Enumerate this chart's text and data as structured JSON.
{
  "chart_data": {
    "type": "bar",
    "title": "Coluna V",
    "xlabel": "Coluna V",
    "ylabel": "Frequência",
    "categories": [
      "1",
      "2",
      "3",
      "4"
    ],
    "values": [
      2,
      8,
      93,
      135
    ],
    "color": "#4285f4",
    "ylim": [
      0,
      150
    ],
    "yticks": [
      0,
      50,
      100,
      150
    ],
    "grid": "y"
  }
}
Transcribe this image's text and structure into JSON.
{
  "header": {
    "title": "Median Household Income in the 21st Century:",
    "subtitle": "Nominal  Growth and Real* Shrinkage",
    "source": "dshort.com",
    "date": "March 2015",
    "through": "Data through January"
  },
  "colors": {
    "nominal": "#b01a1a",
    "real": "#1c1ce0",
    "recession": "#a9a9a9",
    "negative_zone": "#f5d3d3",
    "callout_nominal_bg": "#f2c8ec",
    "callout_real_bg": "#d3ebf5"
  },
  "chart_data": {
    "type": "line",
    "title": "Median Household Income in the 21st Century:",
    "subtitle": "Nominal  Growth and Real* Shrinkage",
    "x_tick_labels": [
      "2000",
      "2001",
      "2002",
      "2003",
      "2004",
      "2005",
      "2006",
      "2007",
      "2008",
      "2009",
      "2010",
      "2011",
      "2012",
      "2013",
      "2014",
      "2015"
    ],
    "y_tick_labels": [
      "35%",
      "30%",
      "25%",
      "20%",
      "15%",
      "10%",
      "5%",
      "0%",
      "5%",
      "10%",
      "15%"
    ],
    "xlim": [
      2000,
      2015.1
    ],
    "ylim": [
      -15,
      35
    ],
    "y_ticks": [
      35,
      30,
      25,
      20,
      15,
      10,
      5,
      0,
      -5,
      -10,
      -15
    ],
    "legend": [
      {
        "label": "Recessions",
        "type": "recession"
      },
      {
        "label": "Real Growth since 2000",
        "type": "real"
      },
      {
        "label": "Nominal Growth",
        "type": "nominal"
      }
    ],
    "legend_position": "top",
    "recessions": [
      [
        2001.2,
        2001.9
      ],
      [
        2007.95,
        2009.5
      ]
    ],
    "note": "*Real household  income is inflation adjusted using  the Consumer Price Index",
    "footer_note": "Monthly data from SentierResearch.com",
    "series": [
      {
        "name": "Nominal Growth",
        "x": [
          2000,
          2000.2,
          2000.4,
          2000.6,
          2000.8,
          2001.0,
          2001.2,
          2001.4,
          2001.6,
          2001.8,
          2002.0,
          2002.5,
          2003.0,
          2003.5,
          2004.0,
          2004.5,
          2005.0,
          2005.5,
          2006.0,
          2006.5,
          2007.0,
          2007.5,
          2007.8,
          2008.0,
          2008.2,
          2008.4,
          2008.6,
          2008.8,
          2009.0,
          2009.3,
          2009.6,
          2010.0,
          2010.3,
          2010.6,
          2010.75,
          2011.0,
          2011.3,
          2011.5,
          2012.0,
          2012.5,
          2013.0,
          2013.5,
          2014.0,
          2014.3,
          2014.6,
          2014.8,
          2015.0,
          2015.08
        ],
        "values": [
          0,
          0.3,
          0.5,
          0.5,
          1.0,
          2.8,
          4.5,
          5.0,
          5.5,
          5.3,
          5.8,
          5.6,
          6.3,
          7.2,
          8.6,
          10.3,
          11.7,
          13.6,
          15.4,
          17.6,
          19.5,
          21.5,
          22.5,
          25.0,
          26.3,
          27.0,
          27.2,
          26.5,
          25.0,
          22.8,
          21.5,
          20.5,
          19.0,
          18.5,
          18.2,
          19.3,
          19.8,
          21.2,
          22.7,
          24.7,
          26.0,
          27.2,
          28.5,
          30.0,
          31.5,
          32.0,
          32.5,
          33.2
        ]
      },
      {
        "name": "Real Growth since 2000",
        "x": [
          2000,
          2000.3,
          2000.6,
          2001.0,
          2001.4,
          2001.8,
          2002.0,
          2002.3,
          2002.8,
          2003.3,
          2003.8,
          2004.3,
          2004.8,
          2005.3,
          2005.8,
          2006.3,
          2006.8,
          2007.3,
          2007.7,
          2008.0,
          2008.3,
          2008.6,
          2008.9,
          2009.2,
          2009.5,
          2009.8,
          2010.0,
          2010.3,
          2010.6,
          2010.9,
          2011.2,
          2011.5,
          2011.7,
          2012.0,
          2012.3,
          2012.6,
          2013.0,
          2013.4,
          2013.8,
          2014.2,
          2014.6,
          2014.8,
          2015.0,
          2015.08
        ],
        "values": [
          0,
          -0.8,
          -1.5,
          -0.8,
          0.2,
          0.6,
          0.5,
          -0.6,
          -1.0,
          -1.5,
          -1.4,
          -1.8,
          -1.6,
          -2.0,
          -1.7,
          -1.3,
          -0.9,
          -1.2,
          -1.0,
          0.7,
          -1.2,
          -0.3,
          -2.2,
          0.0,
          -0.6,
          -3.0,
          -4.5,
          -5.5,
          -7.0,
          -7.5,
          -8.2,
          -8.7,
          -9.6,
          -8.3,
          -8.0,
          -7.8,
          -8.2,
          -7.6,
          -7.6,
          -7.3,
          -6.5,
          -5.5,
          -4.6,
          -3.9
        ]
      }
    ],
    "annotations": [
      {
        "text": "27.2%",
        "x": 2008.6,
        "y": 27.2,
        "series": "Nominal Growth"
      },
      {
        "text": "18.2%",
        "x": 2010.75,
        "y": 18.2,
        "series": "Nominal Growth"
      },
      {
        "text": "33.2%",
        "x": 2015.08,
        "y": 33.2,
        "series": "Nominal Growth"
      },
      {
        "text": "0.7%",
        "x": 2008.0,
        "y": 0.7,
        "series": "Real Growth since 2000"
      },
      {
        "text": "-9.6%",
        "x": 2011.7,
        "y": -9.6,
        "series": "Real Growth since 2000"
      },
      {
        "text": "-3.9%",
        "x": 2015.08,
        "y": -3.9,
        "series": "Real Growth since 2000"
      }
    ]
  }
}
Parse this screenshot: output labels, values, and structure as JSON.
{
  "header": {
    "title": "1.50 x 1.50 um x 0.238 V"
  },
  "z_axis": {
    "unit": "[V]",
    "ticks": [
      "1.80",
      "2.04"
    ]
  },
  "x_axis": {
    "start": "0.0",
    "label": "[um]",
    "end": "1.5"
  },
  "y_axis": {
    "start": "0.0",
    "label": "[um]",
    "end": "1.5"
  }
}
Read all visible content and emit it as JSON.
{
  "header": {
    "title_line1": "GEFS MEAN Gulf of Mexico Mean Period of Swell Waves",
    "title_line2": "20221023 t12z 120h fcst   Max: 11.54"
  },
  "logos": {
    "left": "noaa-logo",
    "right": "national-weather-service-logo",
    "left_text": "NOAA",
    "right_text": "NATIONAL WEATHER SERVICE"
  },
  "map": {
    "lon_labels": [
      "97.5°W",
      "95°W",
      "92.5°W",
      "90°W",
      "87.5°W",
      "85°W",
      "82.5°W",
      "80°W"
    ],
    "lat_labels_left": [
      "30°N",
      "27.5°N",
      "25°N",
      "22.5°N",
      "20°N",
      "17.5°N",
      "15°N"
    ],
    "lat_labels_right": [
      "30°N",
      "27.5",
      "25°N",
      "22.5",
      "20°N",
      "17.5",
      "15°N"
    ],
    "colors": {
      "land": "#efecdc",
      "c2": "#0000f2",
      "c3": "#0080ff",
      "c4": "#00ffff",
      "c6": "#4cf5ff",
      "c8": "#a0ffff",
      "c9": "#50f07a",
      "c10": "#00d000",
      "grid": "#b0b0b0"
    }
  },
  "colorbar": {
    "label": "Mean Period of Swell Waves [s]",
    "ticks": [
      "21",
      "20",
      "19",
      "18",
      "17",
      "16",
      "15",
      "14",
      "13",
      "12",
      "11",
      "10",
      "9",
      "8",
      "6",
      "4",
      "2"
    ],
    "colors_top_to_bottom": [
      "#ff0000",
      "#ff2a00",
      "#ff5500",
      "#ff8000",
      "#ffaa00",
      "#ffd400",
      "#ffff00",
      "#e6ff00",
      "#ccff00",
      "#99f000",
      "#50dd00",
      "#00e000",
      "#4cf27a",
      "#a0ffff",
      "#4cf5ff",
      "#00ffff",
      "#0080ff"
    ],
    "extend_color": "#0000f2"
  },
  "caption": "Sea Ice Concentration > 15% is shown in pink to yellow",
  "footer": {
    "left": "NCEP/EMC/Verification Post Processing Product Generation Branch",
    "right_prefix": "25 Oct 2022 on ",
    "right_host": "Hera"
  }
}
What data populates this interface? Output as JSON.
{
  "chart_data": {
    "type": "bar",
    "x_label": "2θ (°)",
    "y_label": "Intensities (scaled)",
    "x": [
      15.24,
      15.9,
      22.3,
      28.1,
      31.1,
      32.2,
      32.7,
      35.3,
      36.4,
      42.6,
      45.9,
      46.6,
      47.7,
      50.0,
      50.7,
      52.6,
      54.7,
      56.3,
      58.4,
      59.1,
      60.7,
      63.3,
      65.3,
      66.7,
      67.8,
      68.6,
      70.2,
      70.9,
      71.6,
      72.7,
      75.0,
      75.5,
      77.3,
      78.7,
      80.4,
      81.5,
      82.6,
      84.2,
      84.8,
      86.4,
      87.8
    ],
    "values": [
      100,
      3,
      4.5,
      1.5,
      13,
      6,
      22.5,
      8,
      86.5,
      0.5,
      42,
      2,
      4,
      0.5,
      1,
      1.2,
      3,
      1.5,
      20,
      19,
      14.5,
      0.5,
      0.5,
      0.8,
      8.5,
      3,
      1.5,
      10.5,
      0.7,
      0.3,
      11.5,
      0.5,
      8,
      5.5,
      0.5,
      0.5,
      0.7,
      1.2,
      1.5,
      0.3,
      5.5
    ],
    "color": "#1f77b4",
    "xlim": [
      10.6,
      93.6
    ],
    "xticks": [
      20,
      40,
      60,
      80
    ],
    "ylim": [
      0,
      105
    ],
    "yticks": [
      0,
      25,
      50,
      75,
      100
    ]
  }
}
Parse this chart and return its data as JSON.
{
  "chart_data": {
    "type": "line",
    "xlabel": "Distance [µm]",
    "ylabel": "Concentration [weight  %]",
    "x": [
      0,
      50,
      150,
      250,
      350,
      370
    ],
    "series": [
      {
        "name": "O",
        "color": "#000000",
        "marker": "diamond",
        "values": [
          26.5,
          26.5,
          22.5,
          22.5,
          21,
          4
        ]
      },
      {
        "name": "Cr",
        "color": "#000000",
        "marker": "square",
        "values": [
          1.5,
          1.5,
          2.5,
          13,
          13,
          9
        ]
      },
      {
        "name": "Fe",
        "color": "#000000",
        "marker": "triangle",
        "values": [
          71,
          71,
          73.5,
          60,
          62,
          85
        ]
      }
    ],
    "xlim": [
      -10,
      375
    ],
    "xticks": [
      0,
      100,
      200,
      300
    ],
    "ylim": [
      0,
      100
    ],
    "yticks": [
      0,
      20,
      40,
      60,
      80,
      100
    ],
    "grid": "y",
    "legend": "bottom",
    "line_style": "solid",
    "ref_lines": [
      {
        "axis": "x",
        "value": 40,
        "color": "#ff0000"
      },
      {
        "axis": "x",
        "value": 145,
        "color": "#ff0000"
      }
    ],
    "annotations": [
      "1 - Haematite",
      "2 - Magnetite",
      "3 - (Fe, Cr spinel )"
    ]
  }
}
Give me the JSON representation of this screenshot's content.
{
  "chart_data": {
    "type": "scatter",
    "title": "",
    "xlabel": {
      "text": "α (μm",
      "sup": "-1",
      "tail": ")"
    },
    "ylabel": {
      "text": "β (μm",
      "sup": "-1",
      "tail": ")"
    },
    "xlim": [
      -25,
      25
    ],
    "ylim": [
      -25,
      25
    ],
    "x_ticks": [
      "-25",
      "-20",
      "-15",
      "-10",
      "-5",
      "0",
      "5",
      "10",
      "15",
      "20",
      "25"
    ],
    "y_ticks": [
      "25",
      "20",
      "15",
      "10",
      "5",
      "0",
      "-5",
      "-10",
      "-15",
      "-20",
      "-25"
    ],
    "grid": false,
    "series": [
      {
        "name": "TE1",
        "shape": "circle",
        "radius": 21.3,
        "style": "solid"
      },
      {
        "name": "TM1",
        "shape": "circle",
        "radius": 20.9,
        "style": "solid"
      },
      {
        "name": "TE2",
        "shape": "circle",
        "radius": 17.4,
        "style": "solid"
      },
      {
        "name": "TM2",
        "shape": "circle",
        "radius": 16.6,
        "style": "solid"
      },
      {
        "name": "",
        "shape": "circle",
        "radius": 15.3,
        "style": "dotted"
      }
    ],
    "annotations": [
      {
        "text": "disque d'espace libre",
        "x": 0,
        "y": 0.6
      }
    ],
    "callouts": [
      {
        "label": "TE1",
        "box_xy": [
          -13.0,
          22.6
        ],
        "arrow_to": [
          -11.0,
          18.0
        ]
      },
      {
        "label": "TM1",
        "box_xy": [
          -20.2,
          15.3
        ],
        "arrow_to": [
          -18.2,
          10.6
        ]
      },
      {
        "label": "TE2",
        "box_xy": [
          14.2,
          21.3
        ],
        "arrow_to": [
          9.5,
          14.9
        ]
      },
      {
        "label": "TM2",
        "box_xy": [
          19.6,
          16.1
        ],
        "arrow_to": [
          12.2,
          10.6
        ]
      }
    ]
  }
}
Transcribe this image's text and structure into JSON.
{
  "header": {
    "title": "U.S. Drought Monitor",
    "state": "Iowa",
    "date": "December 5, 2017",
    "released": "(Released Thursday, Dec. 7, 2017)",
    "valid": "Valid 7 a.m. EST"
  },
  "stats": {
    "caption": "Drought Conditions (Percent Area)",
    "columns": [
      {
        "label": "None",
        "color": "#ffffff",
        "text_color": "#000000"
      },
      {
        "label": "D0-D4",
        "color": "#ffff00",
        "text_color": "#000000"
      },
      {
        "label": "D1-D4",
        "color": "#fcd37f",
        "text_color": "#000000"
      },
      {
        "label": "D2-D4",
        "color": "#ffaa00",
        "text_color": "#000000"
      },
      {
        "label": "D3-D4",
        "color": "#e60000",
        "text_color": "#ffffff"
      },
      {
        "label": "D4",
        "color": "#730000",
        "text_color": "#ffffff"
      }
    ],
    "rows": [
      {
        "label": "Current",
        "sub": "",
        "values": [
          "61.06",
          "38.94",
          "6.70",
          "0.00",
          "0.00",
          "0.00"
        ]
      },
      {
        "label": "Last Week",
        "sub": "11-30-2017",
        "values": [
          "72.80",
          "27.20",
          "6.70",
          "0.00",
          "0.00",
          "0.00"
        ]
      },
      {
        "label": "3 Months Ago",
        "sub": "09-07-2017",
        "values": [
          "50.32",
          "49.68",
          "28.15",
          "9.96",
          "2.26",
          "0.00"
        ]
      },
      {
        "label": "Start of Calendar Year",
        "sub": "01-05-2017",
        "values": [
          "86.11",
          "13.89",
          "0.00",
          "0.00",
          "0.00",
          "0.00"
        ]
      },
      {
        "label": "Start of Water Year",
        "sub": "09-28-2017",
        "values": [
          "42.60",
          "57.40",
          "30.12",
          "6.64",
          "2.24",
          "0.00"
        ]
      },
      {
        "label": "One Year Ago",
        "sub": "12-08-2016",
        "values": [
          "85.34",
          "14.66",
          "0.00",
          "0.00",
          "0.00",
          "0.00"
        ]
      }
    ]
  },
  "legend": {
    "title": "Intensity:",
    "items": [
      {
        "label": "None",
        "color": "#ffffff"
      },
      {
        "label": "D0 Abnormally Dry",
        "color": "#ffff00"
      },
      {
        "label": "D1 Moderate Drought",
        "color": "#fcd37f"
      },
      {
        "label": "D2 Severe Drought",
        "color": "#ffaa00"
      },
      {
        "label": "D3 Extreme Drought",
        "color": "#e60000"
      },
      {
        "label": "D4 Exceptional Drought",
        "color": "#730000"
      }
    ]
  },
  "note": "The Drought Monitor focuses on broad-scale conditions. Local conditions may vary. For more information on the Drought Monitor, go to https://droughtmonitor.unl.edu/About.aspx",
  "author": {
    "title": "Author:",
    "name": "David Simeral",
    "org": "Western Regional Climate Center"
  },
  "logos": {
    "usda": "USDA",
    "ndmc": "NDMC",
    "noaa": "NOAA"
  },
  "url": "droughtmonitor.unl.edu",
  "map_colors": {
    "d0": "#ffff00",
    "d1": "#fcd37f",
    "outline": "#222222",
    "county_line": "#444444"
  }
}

-------------------------

» **EXERCISE INSTRUCTIONS**
Report how many lines of the listing hold the word "name", with nothing but the number.

» **THE SOLUTION**
11